STATED PROBLEM :: Could you lay out every line of the entries below as a Markdown table with the columns No. and Line, numbering the rows and leaving out any blank lines?

ITEMS ::
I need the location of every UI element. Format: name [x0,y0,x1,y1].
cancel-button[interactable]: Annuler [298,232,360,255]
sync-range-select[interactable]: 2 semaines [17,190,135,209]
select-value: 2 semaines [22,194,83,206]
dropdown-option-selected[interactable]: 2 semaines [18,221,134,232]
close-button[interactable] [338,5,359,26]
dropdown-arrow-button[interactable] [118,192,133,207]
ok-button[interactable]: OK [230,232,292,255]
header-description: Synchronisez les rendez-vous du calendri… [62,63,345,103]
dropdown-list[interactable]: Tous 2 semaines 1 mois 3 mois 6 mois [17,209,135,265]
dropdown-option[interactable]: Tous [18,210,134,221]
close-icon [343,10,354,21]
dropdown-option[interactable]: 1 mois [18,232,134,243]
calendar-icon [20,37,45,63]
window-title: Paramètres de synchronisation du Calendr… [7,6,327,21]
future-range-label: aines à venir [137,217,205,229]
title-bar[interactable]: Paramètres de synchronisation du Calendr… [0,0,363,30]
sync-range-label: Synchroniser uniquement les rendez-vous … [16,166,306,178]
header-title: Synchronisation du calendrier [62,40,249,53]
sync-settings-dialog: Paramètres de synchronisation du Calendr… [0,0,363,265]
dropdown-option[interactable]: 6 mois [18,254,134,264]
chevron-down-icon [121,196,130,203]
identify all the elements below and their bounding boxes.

TASK OUTPUT ::
| No. | Line |
|---|---|
| 1 | I need the location of every UI element. Format: name [x0,y0,x1,y1]. |
| 2 | cancel-button[interactable]: Annuler [298,232,360,255] |
| 3 | sync-range-select[interactable]: 2 semaines [17,190,135,209] |
| 4 | select-value: 2 semaines [22,194,83,206] |
| 5 | dropdown-option-selected[interactable]: 2 semaines [18,221,134,232] |
| 6 | close-button[interactable] [338,5,359,26] |
| 7 | dropdown-arrow-button[interactable] [118,192,133,207] |
| 8 | ok-button[interactable]: OK [230,232,292,255] |
| 9 | header-description: Synchronisez les rendez-vous du calendri… [62,63,345,103] |
| 10 | dropdown-list[interactable]: Tous 2 semaines 1 mois 3 mois 6 mois [17,209,135,265] |
| 11 | dropdown-option[interactable]: Tous [18,210,134,221] |
| 12 | close-icon [343,10,354,21] |
| 13 | dropdown-option[interactable]: 1 mois [18,232,134,243] |
| 14 | calendar-icon [20,37,45,63] |
| 15 | window-title: Paramètres de synchronisation du Calendr… [7,6,327,21] |
| 16 | future-range-label: aines à venir [137,217,205,229] |
| 17 | title-bar[interactable]: Paramètres de synchronisation du Calendr… [0,0,363,30] |
| 18 | sync-range-label: Synchroniser uniquement les rendez-vous … [16,166,306,178] |
| 19 | header-title: Synchronisation du calendrier [62,40,249,53] |
| 20 | sync-settings-dialog: Paramètres de synchronisation du Calendr… [0,0,363,265] |
| 21 | dropdown-option[interactable]: 6 mois [18,254,134,264] |
| 22 | chevron-down-icon [121,196,130,203] |
| 23 | identify all the elements below and their bounding boxes. |